WHAT YOU ARE ASKED TO DO: Lines containing the word "that" are to be counted; state their number and nothing further.

---------- SUPPLIED MATERIAL ----------

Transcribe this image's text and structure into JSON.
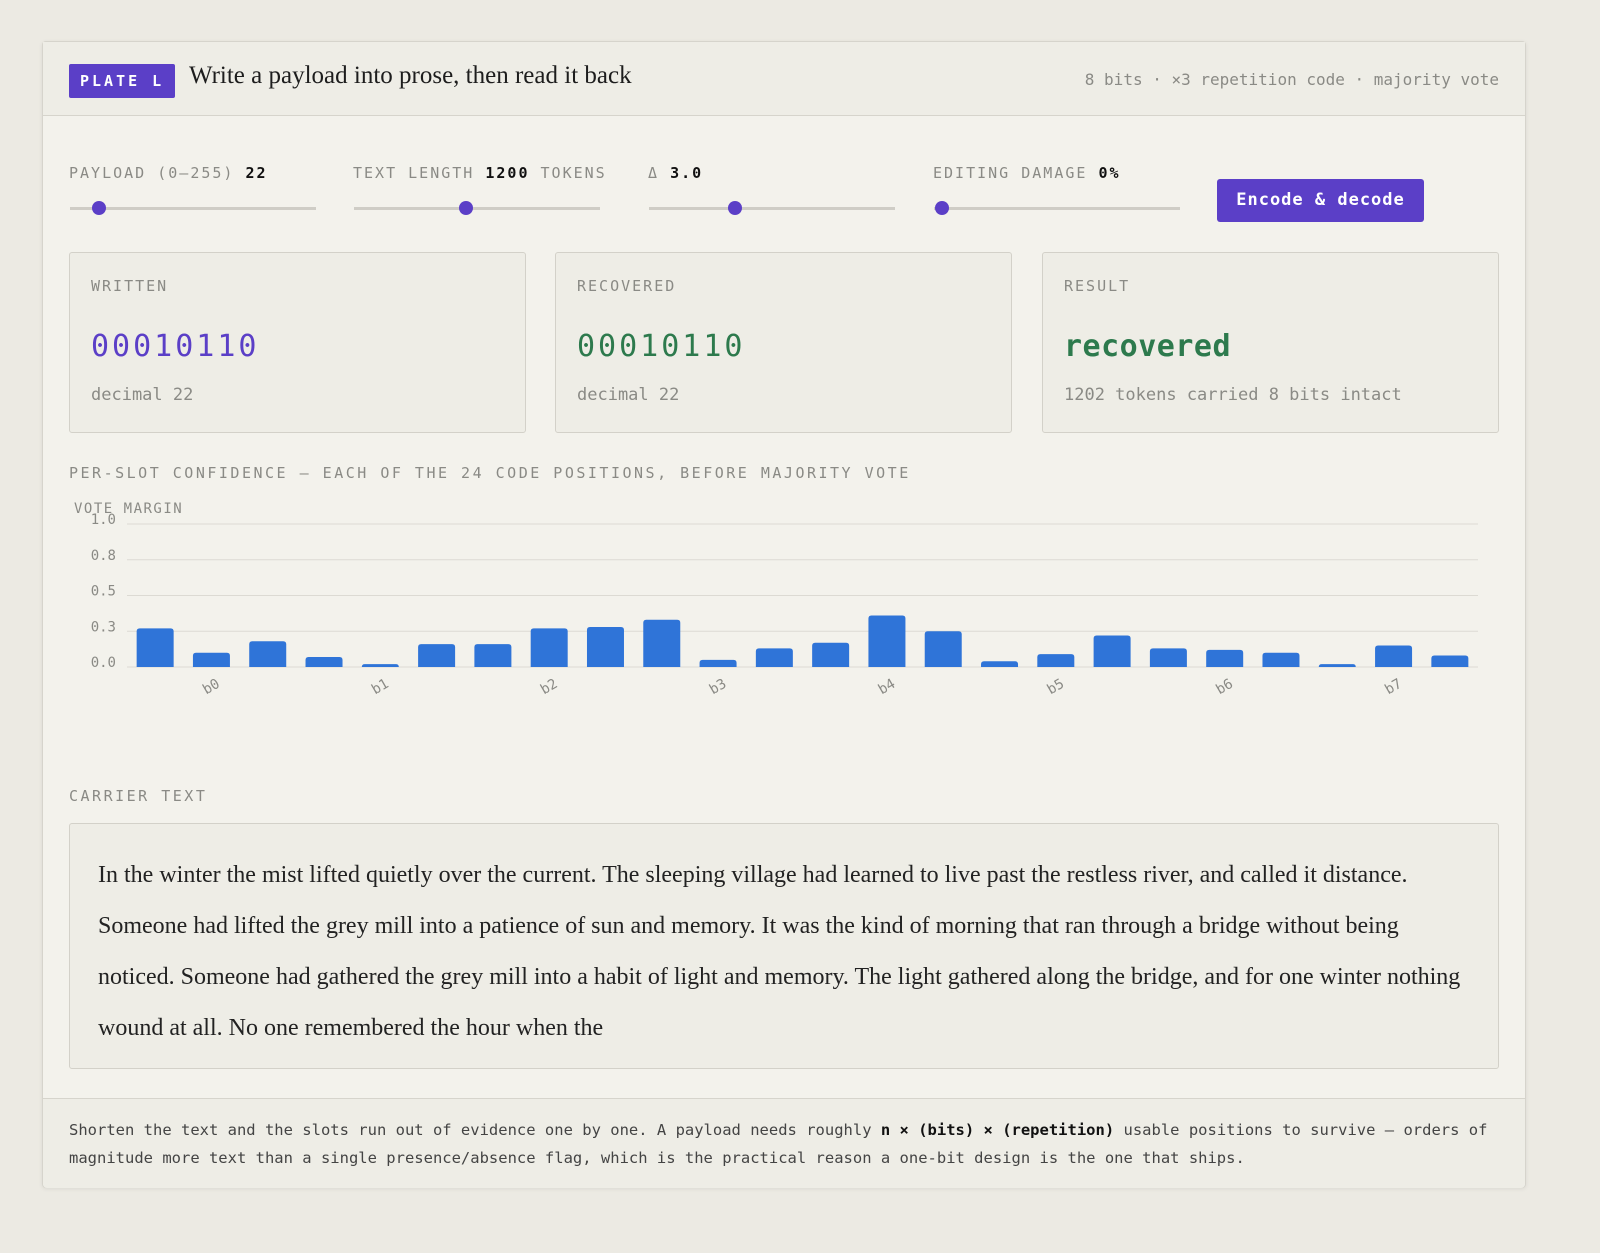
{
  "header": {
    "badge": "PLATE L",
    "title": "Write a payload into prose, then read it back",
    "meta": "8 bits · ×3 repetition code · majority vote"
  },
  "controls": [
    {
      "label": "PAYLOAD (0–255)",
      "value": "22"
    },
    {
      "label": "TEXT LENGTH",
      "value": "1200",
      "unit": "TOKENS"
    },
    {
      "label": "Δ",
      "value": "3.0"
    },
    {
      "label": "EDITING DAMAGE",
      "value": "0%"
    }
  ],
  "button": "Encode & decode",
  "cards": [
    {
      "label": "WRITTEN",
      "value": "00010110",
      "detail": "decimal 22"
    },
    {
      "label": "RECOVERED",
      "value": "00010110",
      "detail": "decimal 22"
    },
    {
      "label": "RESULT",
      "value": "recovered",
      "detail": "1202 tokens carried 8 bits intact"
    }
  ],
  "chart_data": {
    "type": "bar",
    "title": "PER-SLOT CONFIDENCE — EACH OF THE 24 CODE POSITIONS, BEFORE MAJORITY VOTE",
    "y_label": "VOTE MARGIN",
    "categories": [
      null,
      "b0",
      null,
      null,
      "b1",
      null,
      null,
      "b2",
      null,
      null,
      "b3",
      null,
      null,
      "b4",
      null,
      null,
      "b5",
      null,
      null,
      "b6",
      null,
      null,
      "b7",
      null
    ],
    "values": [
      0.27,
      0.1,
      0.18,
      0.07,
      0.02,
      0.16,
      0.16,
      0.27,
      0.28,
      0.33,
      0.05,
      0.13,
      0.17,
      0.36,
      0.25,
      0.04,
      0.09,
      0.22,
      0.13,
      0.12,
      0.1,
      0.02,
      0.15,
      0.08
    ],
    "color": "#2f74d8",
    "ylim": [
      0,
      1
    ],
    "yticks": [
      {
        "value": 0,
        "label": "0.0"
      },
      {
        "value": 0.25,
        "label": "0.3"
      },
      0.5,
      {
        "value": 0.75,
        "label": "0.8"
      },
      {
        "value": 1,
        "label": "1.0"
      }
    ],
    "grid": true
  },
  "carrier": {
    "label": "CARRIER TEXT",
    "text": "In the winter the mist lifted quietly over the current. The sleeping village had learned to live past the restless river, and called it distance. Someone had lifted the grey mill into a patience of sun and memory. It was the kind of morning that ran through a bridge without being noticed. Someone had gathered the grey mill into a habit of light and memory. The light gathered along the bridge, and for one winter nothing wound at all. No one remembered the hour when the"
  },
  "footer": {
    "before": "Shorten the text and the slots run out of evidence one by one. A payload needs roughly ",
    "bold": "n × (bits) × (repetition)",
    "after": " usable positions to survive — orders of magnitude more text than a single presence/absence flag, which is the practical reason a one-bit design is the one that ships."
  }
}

----------

THE RESPONSE: 2